Among the lines below, count those with "Szabo". Give the total alone.

Data entries:
>> Start
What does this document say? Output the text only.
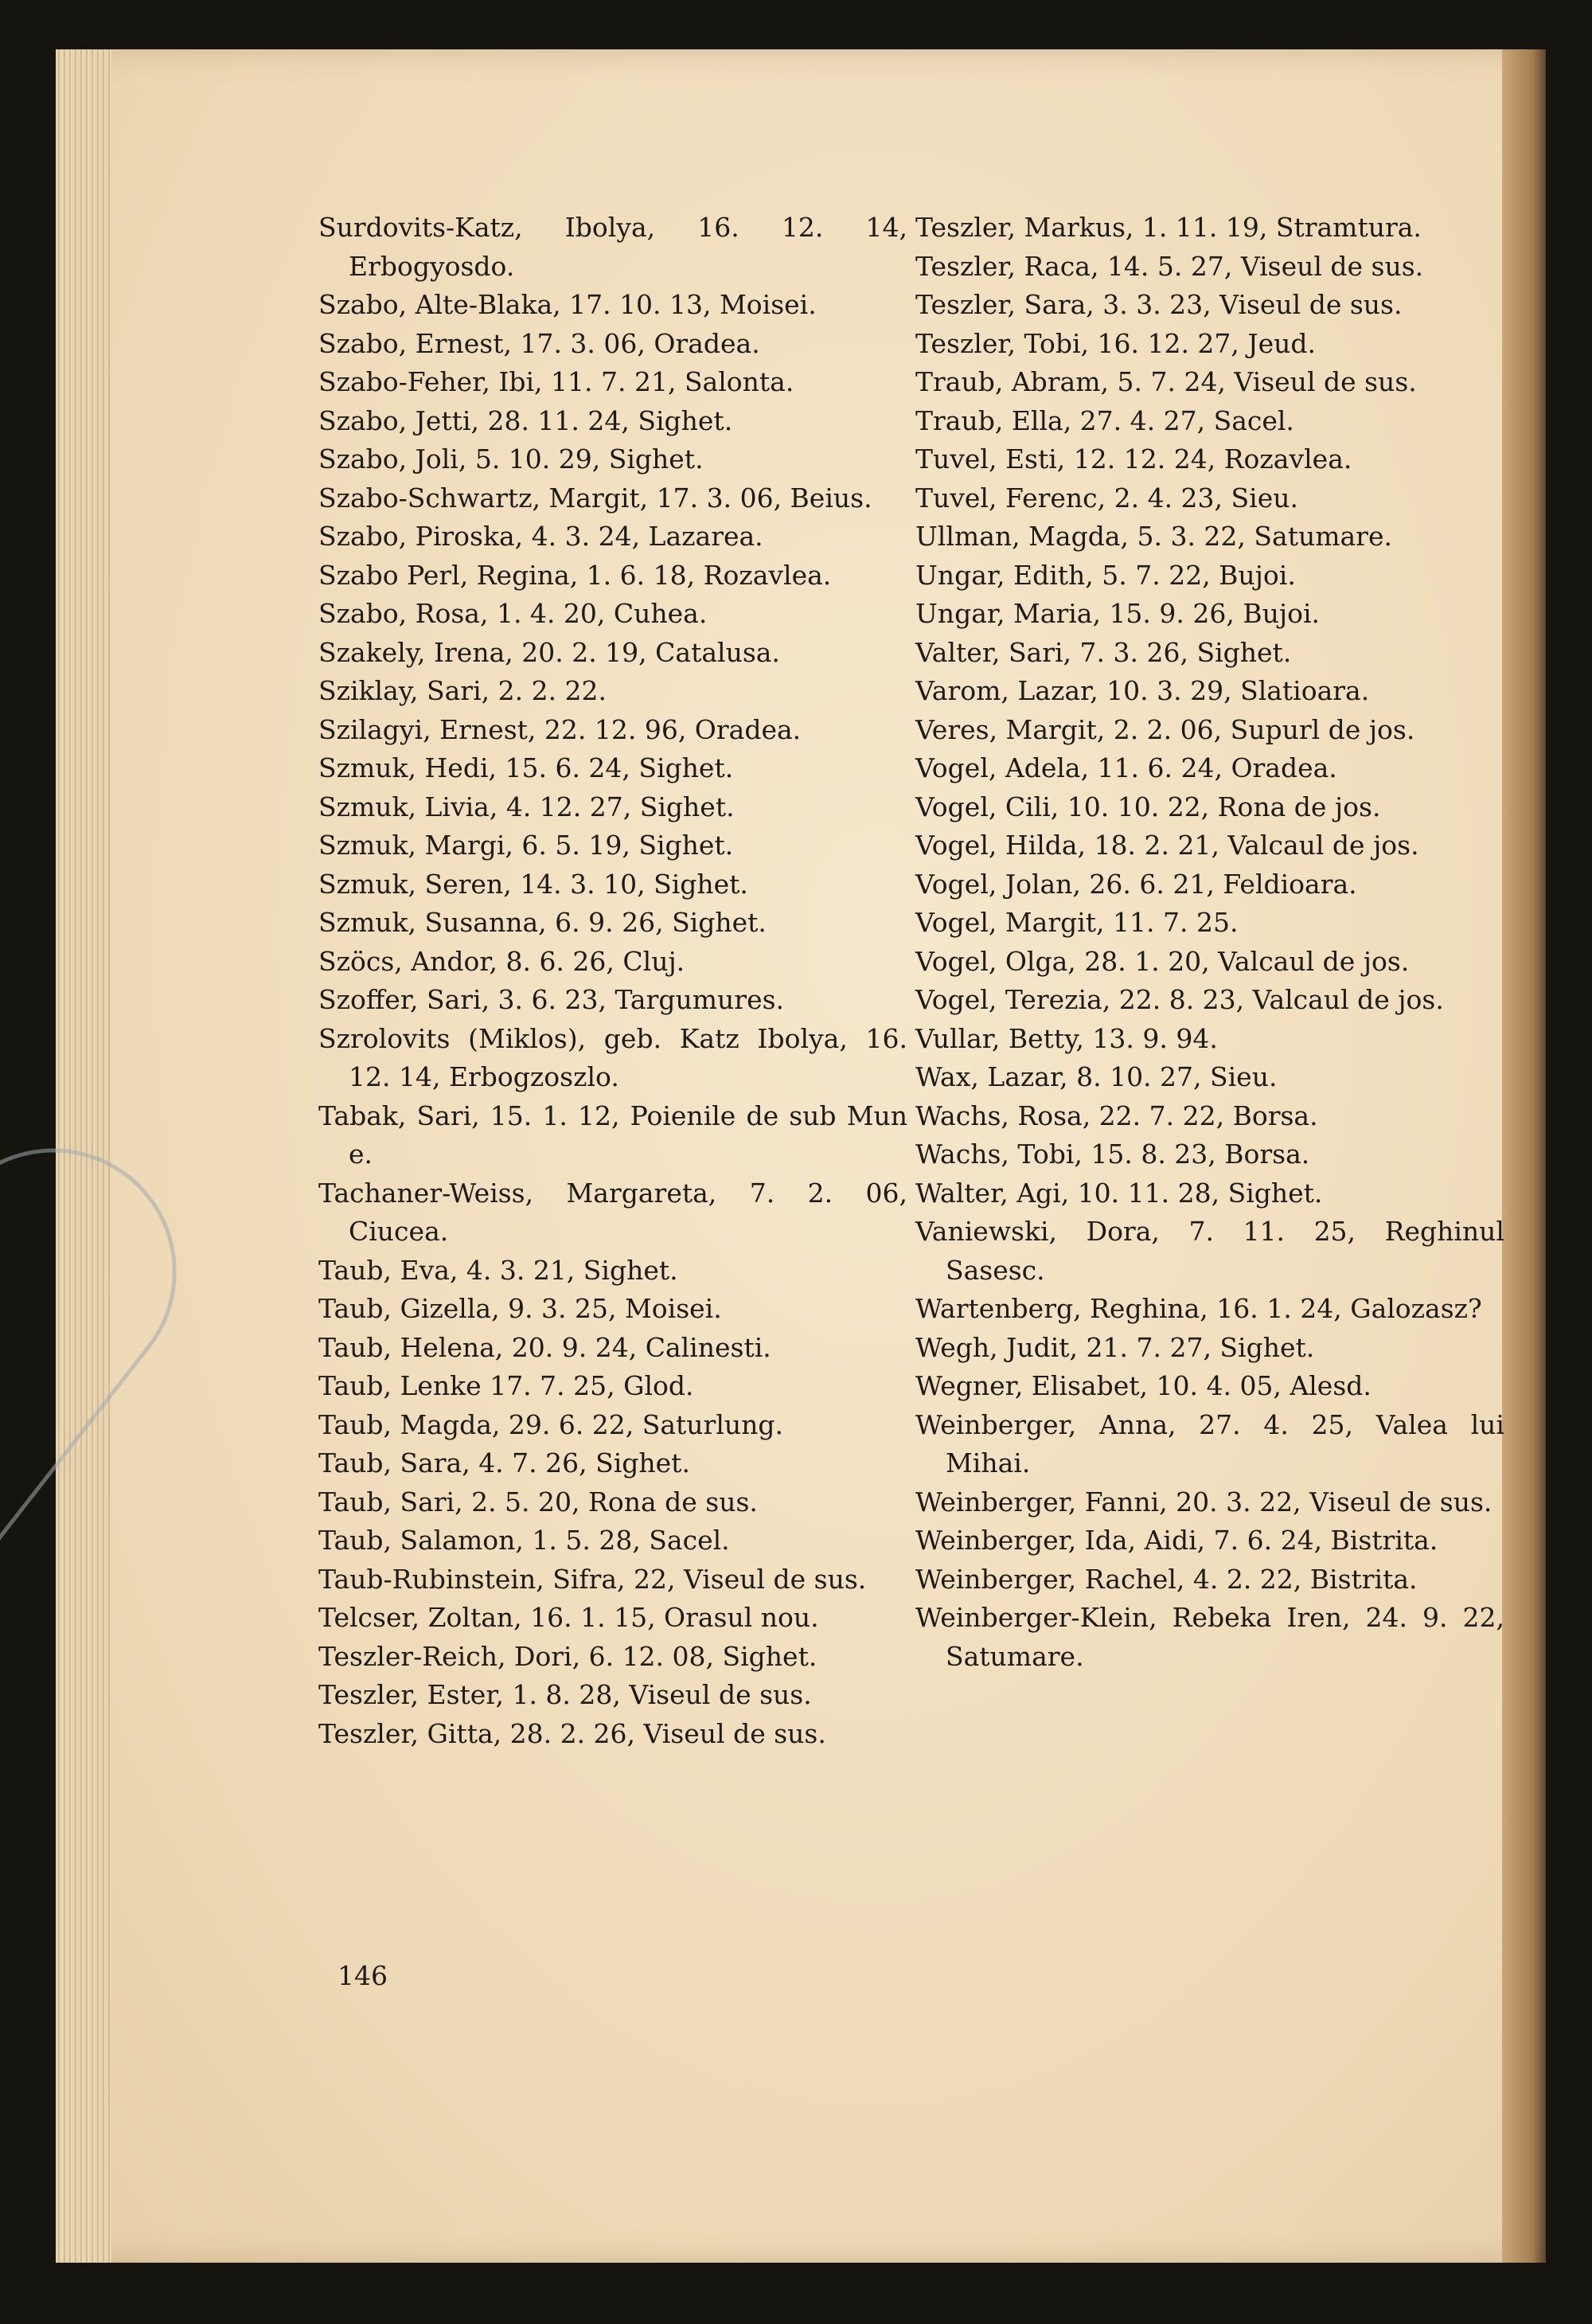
Surdovits-Katz, Ibolya, 16. 12. 14, Erbogyosdo.
Szabo, Alte-Blaka, 17. 10. 13, Moisei.
Szabo, Ernest, 17. 3. 06, Oradea.
Szabo-Feher, Ibi, 11. 7. 21, Salonta.
Szabo, Jetti, 28. 11. 24, Sighet.
Szabo, Joli, 5. 10. 29, Sighet.
Szabo-Schwartz, Margit, 17. 3. 06, Beius.
Szabo, Piroska, 4. 3. 24, Lazarea.
Szabo Perl, Regina, 1. 6. 18, Rozavlea.
Szabo, Rosa, 1. 4. 20, Cuhea.
Szakely, Irena, 20. 2. 19, Catalusa.
Sziklay, Sari, 2. 2. 22.
Szilagyi, Ernest, 22. 12. 96, Oradea.
Szmuk, Hedi, 15. 6. 24, Sighet.
Szmuk, Livia, 4. 12. 27, Sighet.
Szmuk, Margi, 6. 5. 19, Sighet.
Szmuk, Seren, 14. 3. 10, Sighet.
Szmuk, Susanna, 6. 9. 26, Sighet.
Szöcs, Andor, 8. 6. 26, Cluj.
Szoffer, Sari, 3. 6. 23, Targumures.
Szrolovits (Miklos), geb. Katz Ibolya, 16. 12. 14, Erbogzoszlo.
Tabak, Sari, 15. 1. 12, Poienile de sub Mun e.
Tachaner-Weiss, Margareta, 7. 2. 06, Ciucea.
Taub, Eva, 4. 3. 21, Sighet.
Taub, Gizella, 9. 3. 25, Moisei.
Taub, Helena, 20. 9. 24, Calinesti.
Taub, Lenke 17. 7. 25, Glod.
Taub, Magda, 29. 6. 22, Saturlung.
Taub, Sara, 4. 7. 26, Sighet.
Taub, Sari, 2. 5. 20, Rona de sus.
Taub, Salamon, 1. 5. 28, Sacel.
Taub-Rubinstein, Sifra, 22, Viseul de sus.
Telcser, Zoltan, 16. 1. 15, Orasul nou.
Teszler-Reich, Dori, 6. 12. 08, Sighet.
Teszler, Ester, 1. 8. 28, Viseul de sus.
Teszler, Gitta, 28. 2. 26, Viseul de sus.
Teszler, Markus, 1. 11. 19, Stramtura.
Teszler, Raca, 14. 5. 27, Viseul de sus.
Teszler, Sara, 3. 3. 23, Viseul de sus.
Teszler, Tobi, 16. 12. 27, Jeud.
Traub, Abram, 5. 7. 24, Viseul de sus.
Traub, Ella, 27. 4. 27, Sacel.
Tuvel, Esti, 12. 12. 24, Rozavlea.
Tuvel, Ferenc, 2. 4. 23, Sieu.
Ullman, Magda, 5. 3. 22, Satumare.
Ungar, Edith, 5. 7. 22, Bujoi.
Ungar, Maria, 15. 9. 26, Bujoi.
Valter, Sari, 7. 3. 26, Sighet.
Varom, Lazar, 10. 3. 29, Slatioara.
Veres, Margit, 2. 2. 06, Supurl de jos.
Vogel, Adela, 11. 6. 24, Oradea.
Vogel, Cili, 10. 10. 22, Rona de jos.
Vogel, Hilda, 18. 2. 21, Valcaul de jos.
Vogel, Jolan, 26. 6. 21, Feldioara.
Vogel, Margit, 11. 7. 25.
Vogel, Olga, 28. 1. 20, Valcaul de jos.
Vogel, Terezia, 22. 8. 23, Valcaul de jos.
Vullar, Betty, 13. 9. 94.
Wax, Lazar, 8. 10. 27, Sieu.
Wachs, Rosa, 22. 7. 22, Borsa.
Wachs, Tobi, 15. 8. 23, Borsa.
Walter, Agi, 10. 11. 28, Sighet.
Vaniewski, Dora, 7. 11. 25, Reghinul Sasesc.
Wartenberg, Reghina, 16. 1. 24, Galozasz?
Wegh, Judit, 21. 7. 27, Sighet.
Wegner, Elisabet, 10. 4. 05, Alesd.
Weinberger, Anna, 27. 4. 25, Valea lui Mihai.
Weinberger, Fanni, 20. 3. 22, Viseul de sus.
Weinberger, Ida, Aidi, 7. 6. 24, Bistrita.
Weinberger, Rachel, 4. 2. 22, Bistrita.
Weinberger-Klein, Rebeka Iren, 24. 9. 22, Satumare.
146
>> End
● **RIGHT ANSWER**
9